**WHAT YOU HAVE TO DO**
Reproduce the full listing that appears beneath this instruction exactly.

------ DATASET RECORDS

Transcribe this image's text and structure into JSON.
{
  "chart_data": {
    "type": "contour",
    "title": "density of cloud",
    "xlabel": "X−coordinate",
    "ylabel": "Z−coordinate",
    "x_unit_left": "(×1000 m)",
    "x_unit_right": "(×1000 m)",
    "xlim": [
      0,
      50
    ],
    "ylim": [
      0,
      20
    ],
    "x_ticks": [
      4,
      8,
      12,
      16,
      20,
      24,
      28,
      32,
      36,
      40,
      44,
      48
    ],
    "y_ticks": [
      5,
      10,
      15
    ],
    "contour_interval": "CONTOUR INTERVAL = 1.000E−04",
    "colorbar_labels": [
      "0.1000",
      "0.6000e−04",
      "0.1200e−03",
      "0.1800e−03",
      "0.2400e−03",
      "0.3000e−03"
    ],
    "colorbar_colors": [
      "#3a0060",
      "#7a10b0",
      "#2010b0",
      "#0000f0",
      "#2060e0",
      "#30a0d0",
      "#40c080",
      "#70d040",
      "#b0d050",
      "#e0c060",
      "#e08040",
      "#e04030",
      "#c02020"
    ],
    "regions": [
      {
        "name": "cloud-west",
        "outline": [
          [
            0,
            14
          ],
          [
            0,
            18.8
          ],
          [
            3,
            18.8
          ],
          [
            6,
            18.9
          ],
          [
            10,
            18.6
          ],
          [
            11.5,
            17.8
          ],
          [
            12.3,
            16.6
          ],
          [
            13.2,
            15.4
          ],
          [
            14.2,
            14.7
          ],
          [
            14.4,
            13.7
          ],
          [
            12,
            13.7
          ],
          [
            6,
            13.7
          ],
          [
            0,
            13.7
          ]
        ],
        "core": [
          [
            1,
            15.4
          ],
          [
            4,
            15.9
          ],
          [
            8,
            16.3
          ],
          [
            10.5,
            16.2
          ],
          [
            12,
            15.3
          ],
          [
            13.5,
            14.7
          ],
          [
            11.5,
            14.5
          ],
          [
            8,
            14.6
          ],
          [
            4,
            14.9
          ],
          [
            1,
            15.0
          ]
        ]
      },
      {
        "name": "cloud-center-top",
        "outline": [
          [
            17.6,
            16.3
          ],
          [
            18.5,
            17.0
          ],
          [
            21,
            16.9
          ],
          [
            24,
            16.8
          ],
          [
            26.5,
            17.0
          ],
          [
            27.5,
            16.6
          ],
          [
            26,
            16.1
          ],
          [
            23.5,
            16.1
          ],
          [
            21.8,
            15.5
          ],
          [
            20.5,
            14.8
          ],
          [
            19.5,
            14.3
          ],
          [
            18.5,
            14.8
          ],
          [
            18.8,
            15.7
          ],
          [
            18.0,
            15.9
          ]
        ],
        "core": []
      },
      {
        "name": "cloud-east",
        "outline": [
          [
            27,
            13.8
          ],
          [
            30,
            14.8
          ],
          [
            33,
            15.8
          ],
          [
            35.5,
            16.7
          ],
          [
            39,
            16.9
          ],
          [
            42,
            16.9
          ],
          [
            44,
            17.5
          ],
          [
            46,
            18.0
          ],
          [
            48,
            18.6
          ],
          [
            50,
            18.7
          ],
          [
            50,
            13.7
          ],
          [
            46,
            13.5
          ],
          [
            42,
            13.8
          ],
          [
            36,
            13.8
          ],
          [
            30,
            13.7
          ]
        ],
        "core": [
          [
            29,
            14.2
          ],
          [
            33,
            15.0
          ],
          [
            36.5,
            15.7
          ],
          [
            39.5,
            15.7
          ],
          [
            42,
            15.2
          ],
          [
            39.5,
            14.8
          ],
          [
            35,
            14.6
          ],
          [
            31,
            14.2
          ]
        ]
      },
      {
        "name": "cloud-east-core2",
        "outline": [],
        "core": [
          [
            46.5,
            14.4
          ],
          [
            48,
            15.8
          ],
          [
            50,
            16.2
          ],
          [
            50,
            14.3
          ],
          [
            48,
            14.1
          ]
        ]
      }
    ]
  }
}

------------

**TASK ANSWER**
Transcribe this image's text and structure into JSON.
{
  "chart_data": {
    "type": "contour",
    "title": "density of cloud",
    "xlabel": "X−coordinate",
    "ylabel": "Z−coordinate",
    "x_unit_left": "(×1000 m)",
    "x_unit_right": "(×1000 m)",
    "xlim": [
      0,
      50
    ],
    "ylim": [
      0,
      20
    ],
    "x_ticks": [
      4,
      8,
      12,
      16,
      20,
      24,
      28,
      32,
      36,
      40,
      44,
      48
    ],
    "y_ticks": [
      5,
      10,
      15
    ],
    "contour_interval": "CONTOUR INTERVAL = 1.000E−04",
    "colorbar_labels": [
      "0.1000",
      "0.6000e−04",
      "0.1200e−03",
      "0.1800e−03",
      "0.2400e−03",
      "0.3000e−03"
    ],
    "colorbar_colors": [
      "#3a0060",
      "#7a10b0",
      "#2010b0",
      "#0000f0",
      "#2060e0",
      "#30a0d0",
      "#40c080",
      "#70d040",
      "#b0d050",
      "#e0c060",
      "#e08040",
      "#e04030",
      "#c02020"
    ],
    "regions": [
      {
        "name": "cloud-west",
        "outline": [
          [
            0,
            14
          ],
          [
            0,
            18.8
          ],
          [
            3,
            18.8
          ],
          [
            6,
            18.9
          ],
          [
            10,
            18.6
          ],
          [
            11.5,
            17.8
          ],
          [
            12.3,
            16.6
          ],
          [
            13.2,
            15.4
          ],
          [
            14.2,
            14.7
          ],
          [
            14.4,
            13.7
          ],
          [
            12,
            13.7
          ],
          [
            6,
            13.7
          ],
          [
            0,
            13.7
          ]
        ],
        "core": [
          [
            1,
            15.4
          ],
          [
            4,
            15.9
          ],
          [
            8,
            16.3
          ],
          [
            10.5,
            16.2
          ],
          [
            12,
            15.3
          ],
          [
            13.5,
            14.7
          ],
          [
            11.5,
            14.5
          ],
          [
            8,
            14.6
          ],
          [
            4,
            14.9
          ],
          [
            1,
            15.0
          ]
        ]
      },
      {
        "name": "cloud-center-top",
        "outline": [
          [
            17.6,
            16.3
          ],
          [
            18.5,
            17.0
          ],
          [
            21,
            16.9
          ],
          [
            24,
            16.8
          ],
          [
            26.5,
            17.0
          ],
          [
            27.5,
            16.6
          ],
          [
            26,
            16.1
          ],
          [
            23.5,
            16.1
          ],
          [
            21.8,
            15.5
          ],
          [
            20.5,
            14.8
          ],
          [
            19.5,
            14.3
          ],
          [
            18.5,
            14.8
          ],
          [
            18.8,
            15.7
          ],
          [
            18.0,
            15.9
          ]
        ],
        "core": []
      },
      {
        "name": "cloud-east",
        "outline": [
          [
            27,
            13.8
          ],
          [
            30,
            14.8
          ],
          [
            33,
            15.8
          ],
          [
            35.5,
            16.7
          ],
          [
            39,
            16.9
          ],
          [
            42,
            16.9
          ],
          [
            44,
            17.5
          ],
          [
            46,
            18.0
          ],
          [
            48,
            18.6
          ],
          [
            50,
            18.7
          ],
          [
            50,
            13.7
          ],
          [
            46,
            13.5
          ],
          [
            42,
            13.8
          ],
          [
            36,
            13.8
          ],
          [
            30,
            13.7
          ]
        ],
        "core": [
          [
            29,
            14.2
          ],
          [
            33,
            15.0
          ],
          [
            36.5,
            15.7
          ],
          [
            39.5,
            15.7
          ],
          [
            42,
            15.2
          ],
          [
            39.5,
            14.8
          ],
          [
            35,
            14.6
          ],
          [
            31,
            14.2
          ]
        ]
      },
      {
        "name": "cloud-east-core2",
        "outline": [],
        "core": [
          [
            46.5,
            14.4
          ],
          [
            48,
            15.8
          ],
          [
            50,
            16.2
          ],
          [
            50,
            14.3
          ],
          [
            48,
            14.1
          ]
        ]
      }
    ]
  }
}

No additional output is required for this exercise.